- **Your instructions**: State only the number of lines that contain the string "name".

- **Data supplied**:
|---|
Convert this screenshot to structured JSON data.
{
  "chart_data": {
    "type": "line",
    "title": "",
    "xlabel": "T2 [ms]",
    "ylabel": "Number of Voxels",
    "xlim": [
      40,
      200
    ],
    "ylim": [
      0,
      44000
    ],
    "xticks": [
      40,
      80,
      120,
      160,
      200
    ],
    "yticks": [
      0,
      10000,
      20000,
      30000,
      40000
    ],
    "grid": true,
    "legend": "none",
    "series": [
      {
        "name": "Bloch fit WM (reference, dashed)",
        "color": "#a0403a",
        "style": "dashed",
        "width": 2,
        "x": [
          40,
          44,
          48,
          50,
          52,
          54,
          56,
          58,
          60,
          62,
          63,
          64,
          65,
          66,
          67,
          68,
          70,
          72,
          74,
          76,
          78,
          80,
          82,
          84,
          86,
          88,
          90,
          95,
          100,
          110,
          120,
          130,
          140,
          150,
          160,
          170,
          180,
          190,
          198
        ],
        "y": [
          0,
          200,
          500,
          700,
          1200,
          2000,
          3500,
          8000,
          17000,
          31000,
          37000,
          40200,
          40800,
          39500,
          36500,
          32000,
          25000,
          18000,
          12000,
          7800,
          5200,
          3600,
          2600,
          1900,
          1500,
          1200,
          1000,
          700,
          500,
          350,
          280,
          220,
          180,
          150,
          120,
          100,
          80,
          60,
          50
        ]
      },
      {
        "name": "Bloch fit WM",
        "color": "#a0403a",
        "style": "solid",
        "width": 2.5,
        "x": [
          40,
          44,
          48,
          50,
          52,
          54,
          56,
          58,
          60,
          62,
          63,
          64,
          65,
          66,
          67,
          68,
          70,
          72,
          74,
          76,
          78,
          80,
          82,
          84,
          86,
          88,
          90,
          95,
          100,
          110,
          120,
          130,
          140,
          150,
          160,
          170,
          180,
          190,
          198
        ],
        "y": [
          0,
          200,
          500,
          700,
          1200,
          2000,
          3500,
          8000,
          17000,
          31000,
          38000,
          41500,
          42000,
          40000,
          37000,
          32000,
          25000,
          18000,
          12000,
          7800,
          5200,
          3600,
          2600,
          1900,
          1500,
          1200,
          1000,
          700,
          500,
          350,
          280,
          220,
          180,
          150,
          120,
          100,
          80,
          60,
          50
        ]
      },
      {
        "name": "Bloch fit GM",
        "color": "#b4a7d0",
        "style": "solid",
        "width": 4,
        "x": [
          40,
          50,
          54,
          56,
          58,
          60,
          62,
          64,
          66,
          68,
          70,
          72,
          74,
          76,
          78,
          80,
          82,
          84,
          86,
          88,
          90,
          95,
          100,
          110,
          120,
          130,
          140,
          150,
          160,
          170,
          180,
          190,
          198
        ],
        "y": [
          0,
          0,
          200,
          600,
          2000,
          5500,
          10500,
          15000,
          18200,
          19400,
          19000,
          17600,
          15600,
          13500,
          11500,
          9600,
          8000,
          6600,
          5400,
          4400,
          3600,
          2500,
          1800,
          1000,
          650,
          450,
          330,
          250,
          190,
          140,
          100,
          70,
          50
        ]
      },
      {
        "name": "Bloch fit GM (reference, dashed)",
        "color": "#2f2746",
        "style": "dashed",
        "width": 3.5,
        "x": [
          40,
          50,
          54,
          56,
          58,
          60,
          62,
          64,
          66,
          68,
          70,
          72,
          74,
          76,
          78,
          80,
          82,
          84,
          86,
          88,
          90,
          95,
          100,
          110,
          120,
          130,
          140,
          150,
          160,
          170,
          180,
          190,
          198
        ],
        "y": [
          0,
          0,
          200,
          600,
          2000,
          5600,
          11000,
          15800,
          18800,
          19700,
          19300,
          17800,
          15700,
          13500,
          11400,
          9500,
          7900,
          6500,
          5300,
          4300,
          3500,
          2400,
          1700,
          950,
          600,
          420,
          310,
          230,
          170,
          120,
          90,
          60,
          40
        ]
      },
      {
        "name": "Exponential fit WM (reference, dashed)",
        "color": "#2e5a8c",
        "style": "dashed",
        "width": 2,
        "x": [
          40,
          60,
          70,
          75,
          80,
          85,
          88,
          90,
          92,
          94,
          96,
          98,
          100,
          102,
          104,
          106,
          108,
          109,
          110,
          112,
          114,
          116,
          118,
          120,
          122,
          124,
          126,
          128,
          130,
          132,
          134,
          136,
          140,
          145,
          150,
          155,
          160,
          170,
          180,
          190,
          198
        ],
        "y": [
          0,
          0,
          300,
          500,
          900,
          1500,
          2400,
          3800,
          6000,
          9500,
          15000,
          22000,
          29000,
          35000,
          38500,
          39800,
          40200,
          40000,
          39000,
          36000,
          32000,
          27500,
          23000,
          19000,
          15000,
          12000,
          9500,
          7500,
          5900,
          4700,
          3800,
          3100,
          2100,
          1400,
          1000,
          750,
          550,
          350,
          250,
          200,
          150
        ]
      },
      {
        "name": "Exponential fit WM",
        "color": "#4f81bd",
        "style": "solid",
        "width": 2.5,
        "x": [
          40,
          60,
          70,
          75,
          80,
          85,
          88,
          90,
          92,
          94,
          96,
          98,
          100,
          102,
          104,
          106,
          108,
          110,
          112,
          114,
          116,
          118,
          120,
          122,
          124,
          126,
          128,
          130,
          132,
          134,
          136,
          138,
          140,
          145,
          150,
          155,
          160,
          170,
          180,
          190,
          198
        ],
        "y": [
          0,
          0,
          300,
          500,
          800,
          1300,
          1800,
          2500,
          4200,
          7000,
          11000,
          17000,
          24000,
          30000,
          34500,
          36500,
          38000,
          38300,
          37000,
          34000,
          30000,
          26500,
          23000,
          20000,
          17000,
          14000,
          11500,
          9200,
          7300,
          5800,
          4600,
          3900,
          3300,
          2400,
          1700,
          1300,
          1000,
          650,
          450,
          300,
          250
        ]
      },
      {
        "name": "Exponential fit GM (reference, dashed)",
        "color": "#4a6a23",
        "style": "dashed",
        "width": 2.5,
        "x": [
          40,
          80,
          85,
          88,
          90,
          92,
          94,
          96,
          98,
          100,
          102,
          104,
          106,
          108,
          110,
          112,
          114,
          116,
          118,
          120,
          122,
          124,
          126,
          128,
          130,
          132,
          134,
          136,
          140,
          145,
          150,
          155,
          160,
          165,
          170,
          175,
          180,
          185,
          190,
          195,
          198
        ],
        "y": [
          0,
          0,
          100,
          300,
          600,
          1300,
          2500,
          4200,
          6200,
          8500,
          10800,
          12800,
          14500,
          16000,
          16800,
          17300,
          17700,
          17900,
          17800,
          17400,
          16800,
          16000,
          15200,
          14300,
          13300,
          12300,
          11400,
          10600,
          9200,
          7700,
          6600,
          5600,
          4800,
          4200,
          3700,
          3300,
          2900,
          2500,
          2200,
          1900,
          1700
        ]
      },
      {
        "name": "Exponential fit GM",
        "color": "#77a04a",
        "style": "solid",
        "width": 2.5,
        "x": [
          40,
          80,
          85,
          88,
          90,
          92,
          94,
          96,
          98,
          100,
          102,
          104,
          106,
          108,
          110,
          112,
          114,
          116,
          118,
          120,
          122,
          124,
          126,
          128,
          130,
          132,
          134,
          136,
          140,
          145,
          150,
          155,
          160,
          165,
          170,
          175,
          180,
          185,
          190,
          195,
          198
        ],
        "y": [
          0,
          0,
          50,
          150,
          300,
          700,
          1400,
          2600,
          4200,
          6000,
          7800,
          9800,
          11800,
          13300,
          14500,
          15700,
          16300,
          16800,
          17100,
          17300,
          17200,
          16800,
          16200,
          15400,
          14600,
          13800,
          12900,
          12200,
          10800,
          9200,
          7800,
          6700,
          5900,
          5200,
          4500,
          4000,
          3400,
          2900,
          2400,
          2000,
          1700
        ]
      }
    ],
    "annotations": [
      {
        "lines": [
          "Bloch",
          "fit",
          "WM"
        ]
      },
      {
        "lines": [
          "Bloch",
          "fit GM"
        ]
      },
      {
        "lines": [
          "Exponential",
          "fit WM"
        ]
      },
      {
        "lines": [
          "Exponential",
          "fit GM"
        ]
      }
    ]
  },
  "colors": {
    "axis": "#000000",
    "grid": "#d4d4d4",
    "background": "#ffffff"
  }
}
|---|
- **Worked solution**: 8